Data shown »
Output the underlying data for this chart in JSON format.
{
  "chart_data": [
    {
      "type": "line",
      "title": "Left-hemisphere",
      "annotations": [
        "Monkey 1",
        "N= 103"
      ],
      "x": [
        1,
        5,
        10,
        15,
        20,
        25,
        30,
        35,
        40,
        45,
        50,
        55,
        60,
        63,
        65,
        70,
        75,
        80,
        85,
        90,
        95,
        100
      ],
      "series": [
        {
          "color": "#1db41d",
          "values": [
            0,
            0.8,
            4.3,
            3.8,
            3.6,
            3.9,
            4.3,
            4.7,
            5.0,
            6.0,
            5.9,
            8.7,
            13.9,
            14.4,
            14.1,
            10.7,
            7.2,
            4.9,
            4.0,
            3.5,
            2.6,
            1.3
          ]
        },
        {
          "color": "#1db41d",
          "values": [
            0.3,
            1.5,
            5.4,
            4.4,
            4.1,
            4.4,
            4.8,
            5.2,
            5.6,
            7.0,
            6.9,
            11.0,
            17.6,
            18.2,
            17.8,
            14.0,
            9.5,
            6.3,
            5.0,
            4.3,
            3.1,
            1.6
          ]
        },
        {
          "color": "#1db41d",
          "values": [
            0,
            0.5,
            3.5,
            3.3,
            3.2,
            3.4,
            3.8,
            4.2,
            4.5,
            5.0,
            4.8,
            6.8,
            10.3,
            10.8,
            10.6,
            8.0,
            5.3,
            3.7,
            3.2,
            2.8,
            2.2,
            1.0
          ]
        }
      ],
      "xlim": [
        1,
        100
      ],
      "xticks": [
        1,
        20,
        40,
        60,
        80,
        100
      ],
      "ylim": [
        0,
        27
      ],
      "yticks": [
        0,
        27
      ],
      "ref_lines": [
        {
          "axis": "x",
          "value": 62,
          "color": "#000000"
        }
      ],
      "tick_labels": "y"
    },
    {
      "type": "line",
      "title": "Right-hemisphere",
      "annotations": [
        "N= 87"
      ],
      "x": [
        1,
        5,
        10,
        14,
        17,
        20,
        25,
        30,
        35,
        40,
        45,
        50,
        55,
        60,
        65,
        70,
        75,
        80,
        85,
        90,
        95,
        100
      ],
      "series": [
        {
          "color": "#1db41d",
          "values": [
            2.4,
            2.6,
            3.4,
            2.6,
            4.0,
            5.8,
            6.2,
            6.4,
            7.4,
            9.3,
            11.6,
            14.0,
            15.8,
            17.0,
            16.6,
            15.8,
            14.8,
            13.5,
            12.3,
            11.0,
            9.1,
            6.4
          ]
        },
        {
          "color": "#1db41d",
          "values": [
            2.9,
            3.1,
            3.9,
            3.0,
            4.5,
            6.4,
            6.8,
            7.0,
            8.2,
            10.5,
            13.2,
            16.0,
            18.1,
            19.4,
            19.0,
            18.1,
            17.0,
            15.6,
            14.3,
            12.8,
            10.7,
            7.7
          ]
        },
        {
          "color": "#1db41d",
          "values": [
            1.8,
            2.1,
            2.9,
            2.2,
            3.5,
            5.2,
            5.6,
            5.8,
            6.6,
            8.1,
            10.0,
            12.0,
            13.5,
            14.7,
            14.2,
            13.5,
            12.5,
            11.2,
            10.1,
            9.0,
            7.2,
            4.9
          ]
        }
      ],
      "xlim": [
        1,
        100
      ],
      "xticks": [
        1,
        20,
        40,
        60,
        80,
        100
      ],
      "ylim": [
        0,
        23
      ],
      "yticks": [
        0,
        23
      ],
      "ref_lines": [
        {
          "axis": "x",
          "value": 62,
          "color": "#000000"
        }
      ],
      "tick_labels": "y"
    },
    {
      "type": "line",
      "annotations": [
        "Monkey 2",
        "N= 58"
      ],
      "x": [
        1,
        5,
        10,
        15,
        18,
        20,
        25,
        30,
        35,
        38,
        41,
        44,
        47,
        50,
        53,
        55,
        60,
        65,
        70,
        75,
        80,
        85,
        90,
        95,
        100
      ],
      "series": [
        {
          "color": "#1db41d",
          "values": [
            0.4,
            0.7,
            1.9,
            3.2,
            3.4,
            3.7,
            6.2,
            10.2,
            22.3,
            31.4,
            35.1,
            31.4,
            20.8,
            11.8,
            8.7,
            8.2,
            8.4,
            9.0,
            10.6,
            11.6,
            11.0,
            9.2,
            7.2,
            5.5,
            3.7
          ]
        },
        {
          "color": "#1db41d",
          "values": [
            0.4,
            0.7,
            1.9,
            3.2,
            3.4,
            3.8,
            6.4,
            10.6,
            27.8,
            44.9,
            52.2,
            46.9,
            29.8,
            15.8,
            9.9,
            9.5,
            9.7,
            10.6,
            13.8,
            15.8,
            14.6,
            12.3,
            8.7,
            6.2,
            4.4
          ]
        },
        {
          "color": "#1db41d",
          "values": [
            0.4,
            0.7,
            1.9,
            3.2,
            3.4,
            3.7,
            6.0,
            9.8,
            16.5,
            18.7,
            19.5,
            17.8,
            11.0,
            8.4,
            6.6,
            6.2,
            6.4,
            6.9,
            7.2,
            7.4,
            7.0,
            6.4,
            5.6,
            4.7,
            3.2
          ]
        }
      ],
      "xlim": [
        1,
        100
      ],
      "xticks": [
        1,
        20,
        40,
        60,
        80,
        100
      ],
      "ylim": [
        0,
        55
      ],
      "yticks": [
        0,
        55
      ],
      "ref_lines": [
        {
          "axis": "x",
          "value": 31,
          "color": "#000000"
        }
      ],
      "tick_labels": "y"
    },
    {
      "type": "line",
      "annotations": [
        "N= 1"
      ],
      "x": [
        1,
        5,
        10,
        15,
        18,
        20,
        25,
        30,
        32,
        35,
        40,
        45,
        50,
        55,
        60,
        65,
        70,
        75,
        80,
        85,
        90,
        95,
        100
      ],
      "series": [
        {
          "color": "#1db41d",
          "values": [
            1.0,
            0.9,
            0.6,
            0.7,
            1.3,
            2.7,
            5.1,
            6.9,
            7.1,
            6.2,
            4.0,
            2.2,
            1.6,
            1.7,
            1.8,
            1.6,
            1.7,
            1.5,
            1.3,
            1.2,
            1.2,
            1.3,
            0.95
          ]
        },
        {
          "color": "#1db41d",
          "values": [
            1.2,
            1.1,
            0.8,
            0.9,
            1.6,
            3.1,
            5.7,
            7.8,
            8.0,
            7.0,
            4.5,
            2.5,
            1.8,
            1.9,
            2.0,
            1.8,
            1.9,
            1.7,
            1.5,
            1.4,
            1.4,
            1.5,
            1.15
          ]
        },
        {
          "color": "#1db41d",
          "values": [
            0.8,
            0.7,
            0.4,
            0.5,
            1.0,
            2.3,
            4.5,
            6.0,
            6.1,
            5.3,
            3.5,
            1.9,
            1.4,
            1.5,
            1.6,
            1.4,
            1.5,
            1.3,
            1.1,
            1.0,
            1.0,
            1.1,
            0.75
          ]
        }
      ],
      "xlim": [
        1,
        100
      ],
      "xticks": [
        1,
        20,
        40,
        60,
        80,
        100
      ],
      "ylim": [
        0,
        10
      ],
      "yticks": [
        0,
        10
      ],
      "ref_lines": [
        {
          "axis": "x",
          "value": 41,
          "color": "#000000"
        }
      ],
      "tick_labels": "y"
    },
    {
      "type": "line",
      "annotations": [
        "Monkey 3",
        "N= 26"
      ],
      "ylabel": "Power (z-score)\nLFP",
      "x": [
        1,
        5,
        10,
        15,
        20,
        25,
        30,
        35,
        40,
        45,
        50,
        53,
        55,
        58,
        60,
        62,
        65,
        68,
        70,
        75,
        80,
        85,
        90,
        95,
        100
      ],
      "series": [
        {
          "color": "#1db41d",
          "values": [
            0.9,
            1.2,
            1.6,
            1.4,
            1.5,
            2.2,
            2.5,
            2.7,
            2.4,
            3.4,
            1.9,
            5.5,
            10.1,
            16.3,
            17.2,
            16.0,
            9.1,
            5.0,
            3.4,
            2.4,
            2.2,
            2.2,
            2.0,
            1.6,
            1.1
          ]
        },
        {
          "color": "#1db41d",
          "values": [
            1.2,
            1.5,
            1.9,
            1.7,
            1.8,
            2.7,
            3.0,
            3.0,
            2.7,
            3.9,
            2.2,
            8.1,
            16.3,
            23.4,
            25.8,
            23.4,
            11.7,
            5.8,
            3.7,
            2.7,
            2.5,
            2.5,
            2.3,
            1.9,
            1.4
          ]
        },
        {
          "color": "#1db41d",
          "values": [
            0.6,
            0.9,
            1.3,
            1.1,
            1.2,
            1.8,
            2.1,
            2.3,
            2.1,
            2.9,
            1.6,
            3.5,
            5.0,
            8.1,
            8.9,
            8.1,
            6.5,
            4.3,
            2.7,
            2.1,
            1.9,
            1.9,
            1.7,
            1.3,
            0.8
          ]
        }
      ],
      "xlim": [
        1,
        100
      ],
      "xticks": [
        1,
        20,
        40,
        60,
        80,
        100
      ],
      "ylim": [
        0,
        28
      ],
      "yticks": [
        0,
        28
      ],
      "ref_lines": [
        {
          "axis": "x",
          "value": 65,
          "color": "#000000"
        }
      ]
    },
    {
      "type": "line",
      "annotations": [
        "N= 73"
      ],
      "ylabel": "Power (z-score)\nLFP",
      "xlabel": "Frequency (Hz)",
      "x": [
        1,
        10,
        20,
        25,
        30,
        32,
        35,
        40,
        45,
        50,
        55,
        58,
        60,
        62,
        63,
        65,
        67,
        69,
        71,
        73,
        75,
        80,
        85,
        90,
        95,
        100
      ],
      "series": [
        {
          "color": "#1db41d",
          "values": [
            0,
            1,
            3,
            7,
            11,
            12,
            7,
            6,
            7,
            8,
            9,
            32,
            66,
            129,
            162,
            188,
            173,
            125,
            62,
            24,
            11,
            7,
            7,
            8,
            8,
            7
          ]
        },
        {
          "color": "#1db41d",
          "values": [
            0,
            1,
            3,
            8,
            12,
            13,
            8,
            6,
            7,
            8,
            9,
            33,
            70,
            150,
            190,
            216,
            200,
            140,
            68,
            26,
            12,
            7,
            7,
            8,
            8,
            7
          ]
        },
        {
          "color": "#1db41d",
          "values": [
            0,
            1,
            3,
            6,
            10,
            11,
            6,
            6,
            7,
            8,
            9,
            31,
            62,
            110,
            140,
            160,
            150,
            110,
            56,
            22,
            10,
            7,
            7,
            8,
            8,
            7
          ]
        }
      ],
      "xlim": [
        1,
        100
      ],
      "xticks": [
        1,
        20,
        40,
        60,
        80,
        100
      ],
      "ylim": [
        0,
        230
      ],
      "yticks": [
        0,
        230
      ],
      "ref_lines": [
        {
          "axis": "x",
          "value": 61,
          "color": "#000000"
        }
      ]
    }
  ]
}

The problem » From the records above, how many lines include the word "hemisphere"? Only the number is wanted.

Result below » 2